EXTRACTED ENTRIES
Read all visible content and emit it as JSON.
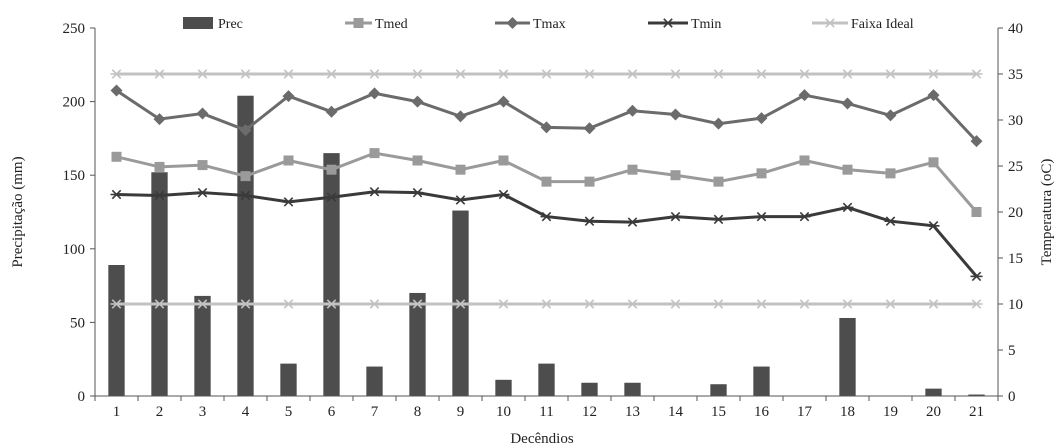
{
  "chart_data": {
    "type": "bar+line",
    "title": "",
    "xlabel": "Decêndios",
    "ylabel_left": "Precipitação (mm)",
    "ylabel_right": "Temperatura (oC)",
    "ylim_left": [
      0,
      250
    ],
    "yticks_left": [
      "0",
      "50",
      "100",
      "150",
      "200",
      "250"
    ],
    "ylim_right": [
      0,
      40
    ],
    "yticks_right": [
      "0",
      "5",
      "10",
      "15",
      "20",
      "25",
      "30",
      "35",
      "40"
    ],
    "categories": [
      "1",
      "2",
      "3",
      "4",
      "5",
      "6",
      "7",
      "8",
      "9",
      "10",
      "11",
      "12",
      "13",
      "14",
      "15",
      "16",
      "17",
      "18",
      "19",
      "20",
      "21"
    ],
    "grid": false,
    "legend_position": "top",
    "bar_series": {
      "name": "Prec",
      "axis": "left",
      "color": "#4d4d4d",
      "values": [
        89,
        152,
        68,
        204,
        22,
        165,
        20,
        70,
        126,
        11,
        22,
        9,
        9,
        0,
        8,
        20,
        0,
        53,
        0,
        5,
        1
      ]
    },
    "line_series": [
      {
        "name": "Tmed",
        "axis": "right",
        "color": "#9a9a9a",
        "marker": "square",
        "values": [
          26.0,
          24.9,
          25.1,
          23.9,
          25.6,
          24.6,
          26.4,
          25.6,
          24.6,
          25.6,
          23.3,
          23.3,
          24.6,
          24.0,
          23.3,
          24.2,
          25.6,
          24.6,
          24.2,
          25.4,
          20.0
        ]
      },
      {
        "name": "Tmax",
        "axis": "right",
        "color": "#6b6b6b",
        "marker": "diamond",
        "values": [
          33.2,
          30.1,
          30.7,
          28.9,
          32.6,
          30.9,
          32.9,
          32.0,
          30.4,
          32.0,
          29.2,
          29.1,
          31.0,
          30.6,
          29.6,
          30.2,
          32.7,
          31.8,
          30.5,
          32.7,
          27.7
        ]
      },
      {
        "name": "Tmin",
        "axis": "right",
        "color": "#3a3a3a",
        "marker": "asterisk",
        "values": [
          21.9,
          21.8,
          22.1,
          21.8,
          21.1,
          21.6,
          22.2,
          22.1,
          21.3,
          21.9,
          19.5,
          19.0,
          18.9,
          19.5,
          19.2,
          19.5,
          19.5,
          20.5,
          19.0,
          18.5,
          13.0
        ]
      },
      {
        "name": "Faixa Ideal",
        "axis": "right",
        "color": "#c2c2c2",
        "marker": "asterisk",
        "values_upper": [
          35,
          35,
          35,
          35,
          35,
          35,
          35,
          35,
          35,
          35,
          35,
          35,
          35,
          35,
          35,
          35,
          35,
          35,
          35,
          35,
          35
        ],
        "values_lower": [
          10,
          10,
          10,
          10,
          10,
          10,
          10,
          10,
          10,
          10,
          10,
          10,
          10,
          10,
          10,
          10,
          10,
          10,
          10,
          10,
          10
        ]
      }
    ]
  }
}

REQUIRED TASK
Can you retype every record above exactly, leaving out the pictures?

EXERCISE SOLUTION
Read all visible content and emit it as JSON.
{
  "chart_data": {
    "type": "bar+line",
    "title": "",
    "xlabel": "Decêndios",
    "ylabel_left": "Precipitação (mm)",
    "ylabel_right": "Temperatura (oC)",
    "ylim_left": [
      0,
      250
    ],
    "yticks_left": [
      "0",
      "50",
      "100",
      "150",
      "200",
      "250"
    ],
    "ylim_right": [
      0,
      40
    ],
    "yticks_right": [
      "0",
      "5",
      "10",
      "15",
      "20",
      "25",
      "30",
      "35",
      "40"
    ],
    "categories": [
      "1",
      "2",
      "3",
      "4",
      "5",
      "6",
      "7",
      "8",
      "9",
      "10",
      "11",
      "12",
      "13",
      "14",
      "15",
      "16",
      "17",
      "18",
      "19",
      "20",
      "21"
    ],
    "grid": false,
    "legend_position": "top",
    "bar_series": {
      "name": "Prec",
      "axis": "left",
      "color": "#4d4d4d",
      "values": [
        89,
        152,
        68,
        204,
        22,
        165,
        20,
        70,
        126,
        11,
        22,
        9,
        9,
        0,
        8,
        20,
        0,
        53,
        0,
        5,
        1
      ]
    },
    "line_series": [
      {
        "name": "Tmed",
        "axis": "right",
        "color": "#9a9a9a",
        "marker": "square",
        "values": [
          26.0,
          24.9,
          25.1,
          23.9,
          25.6,
          24.6,
          26.4,
          25.6,
          24.6,
          25.6,
          23.3,
          23.3,
          24.6,
          24.0,
          23.3,
          24.2,
          25.6,
          24.6,
          24.2,
          25.4,
          20.0
        ]
      },
      {
        "name": "Tmax",
        "axis": "right",
        "color": "#6b6b6b",
        "marker": "diamond",
        "values": [
          33.2,
          30.1,
          30.7,
          28.9,
          32.6,
          30.9,
          32.9,
          32.0,
          30.4,
          32.0,
          29.2,
          29.1,
          31.0,
          30.6,
          29.6,
          30.2,
          32.7,
          31.8,
          30.5,
          32.7,
          27.7
        ]
      },
      {
        "name": "Tmin",
        "axis": "right",
        "color": "#3a3a3a",
        "marker": "asterisk",
        "values": [
          21.9,
          21.8,
          22.1,
          21.8,
          21.1,
          21.6,
          22.2,
          22.1,
          21.3,
          21.9,
          19.5,
          19.0,
          18.9,
          19.5,
          19.2,
          19.5,
          19.5,
          20.5,
          19.0,
          18.5,
          13.0
        ]
      },
      {
        "name": "Faixa Ideal",
        "axis": "right",
        "color": "#c2c2c2",
        "marker": "asterisk",
        "values_upper": [
          35,
          35,
          35,
          35,
          35,
          35,
          35,
          35,
          35,
          35,
          35,
          35,
          35,
          35,
          35,
          35,
          35,
          35,
          35,
          35,
          35
        ],
        "values_lower": [
          10,
          10,
          10,
          10,
          10,
          10,
          10,
          10,
          10,
          10,
          10,
          10,
          10,
          10,
          10,
          10,
          10,
          10,
          10,
          10,
          10
        ]
      }
    ]
  }
}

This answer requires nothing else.